GIVEN REQUEST: Determine the number of lines in these entries that hold the word "screenshot". Give the number and nothing more.

MATERIAL PROVIDED:
** begin **

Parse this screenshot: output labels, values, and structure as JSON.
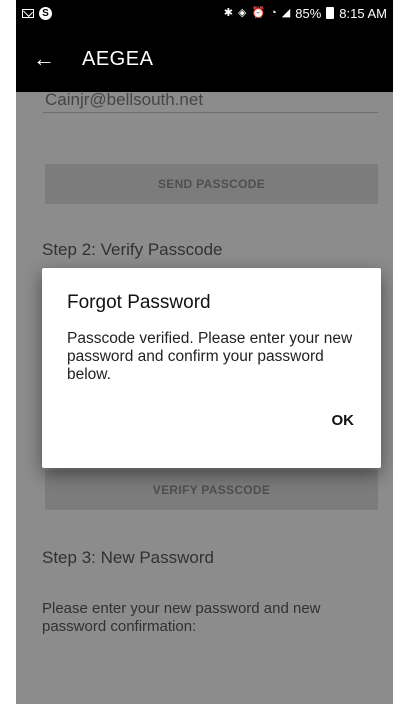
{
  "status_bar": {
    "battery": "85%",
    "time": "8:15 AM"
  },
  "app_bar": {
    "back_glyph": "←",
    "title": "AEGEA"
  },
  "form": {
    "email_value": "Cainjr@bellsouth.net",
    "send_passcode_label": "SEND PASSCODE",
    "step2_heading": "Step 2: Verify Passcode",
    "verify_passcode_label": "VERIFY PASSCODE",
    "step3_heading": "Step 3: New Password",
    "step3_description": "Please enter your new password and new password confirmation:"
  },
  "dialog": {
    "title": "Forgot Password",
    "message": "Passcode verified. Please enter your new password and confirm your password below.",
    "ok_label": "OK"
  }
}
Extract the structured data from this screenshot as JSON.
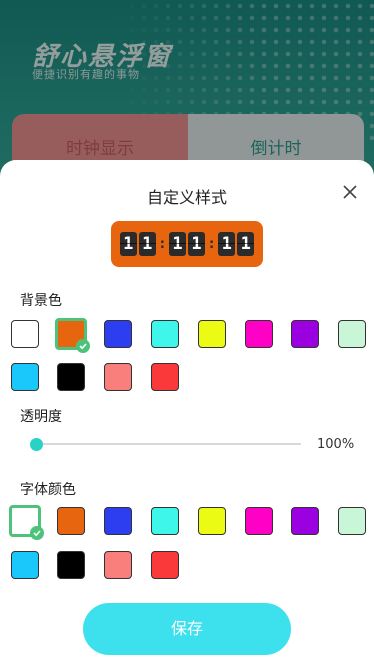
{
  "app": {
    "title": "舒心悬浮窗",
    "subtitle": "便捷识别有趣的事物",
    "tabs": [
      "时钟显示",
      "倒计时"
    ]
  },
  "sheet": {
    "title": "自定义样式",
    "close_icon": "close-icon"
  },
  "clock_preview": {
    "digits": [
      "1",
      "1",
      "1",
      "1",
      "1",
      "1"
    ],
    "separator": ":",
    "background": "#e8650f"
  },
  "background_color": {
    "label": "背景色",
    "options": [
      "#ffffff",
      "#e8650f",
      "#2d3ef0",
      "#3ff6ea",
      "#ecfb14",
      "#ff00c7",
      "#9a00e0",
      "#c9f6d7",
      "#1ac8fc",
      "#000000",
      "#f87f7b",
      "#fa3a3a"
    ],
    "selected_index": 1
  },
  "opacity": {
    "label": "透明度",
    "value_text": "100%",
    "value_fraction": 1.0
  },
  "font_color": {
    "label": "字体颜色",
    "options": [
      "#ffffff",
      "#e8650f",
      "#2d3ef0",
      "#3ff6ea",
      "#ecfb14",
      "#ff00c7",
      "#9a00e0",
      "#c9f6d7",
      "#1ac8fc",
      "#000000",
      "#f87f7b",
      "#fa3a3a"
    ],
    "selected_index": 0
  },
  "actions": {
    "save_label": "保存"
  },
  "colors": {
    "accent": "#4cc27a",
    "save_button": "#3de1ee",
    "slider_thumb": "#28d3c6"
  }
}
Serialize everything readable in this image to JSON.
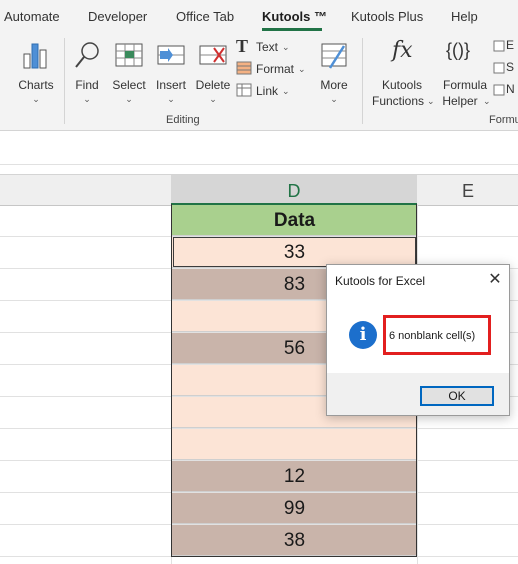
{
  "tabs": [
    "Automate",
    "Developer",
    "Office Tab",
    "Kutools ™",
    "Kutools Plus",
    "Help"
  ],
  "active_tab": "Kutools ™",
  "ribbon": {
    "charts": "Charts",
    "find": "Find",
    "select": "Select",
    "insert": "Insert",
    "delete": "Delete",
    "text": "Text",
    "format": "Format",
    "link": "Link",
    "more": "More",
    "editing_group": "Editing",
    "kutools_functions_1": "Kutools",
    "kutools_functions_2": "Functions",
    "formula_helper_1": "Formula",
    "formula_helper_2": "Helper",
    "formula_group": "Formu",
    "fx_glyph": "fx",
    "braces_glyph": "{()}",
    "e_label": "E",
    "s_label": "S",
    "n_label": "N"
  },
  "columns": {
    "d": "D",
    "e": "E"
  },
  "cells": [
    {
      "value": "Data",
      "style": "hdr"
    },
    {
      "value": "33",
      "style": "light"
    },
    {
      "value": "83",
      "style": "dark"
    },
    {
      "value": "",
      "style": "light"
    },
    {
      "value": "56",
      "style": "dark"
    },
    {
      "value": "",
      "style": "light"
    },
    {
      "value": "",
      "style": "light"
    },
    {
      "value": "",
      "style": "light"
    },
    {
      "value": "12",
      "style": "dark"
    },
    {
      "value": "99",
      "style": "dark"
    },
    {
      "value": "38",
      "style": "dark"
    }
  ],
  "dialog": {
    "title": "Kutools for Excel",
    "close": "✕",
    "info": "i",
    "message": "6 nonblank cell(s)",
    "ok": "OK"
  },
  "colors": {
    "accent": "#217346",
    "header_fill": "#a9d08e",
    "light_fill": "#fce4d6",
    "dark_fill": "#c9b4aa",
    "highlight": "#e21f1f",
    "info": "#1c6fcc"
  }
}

** end **
** begin **

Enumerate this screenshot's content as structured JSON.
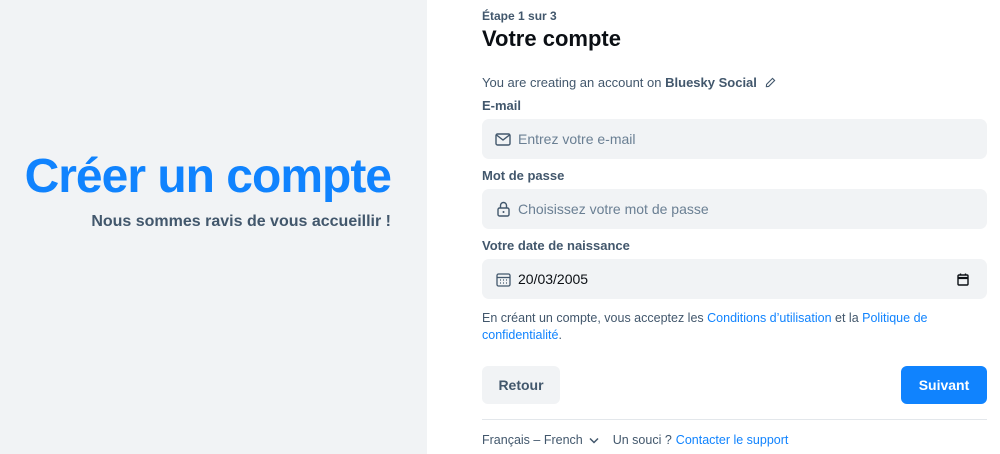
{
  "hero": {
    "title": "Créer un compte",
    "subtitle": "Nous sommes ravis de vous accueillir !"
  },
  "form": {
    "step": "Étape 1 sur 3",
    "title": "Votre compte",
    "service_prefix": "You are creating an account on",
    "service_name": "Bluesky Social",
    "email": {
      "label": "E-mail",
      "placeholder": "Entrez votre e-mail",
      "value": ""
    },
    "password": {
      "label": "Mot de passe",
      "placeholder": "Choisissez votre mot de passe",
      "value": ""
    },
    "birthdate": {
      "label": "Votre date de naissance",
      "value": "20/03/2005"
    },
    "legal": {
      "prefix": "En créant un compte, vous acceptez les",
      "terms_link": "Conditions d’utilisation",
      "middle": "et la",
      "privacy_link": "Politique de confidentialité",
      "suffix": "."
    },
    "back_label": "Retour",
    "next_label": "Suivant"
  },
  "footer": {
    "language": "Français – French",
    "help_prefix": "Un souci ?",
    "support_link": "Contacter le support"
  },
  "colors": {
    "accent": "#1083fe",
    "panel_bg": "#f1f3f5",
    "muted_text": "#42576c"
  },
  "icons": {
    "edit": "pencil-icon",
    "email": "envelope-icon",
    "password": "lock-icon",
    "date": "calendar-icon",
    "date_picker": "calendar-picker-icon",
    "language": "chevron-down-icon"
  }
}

** end **

EXERCISE RESULT: 3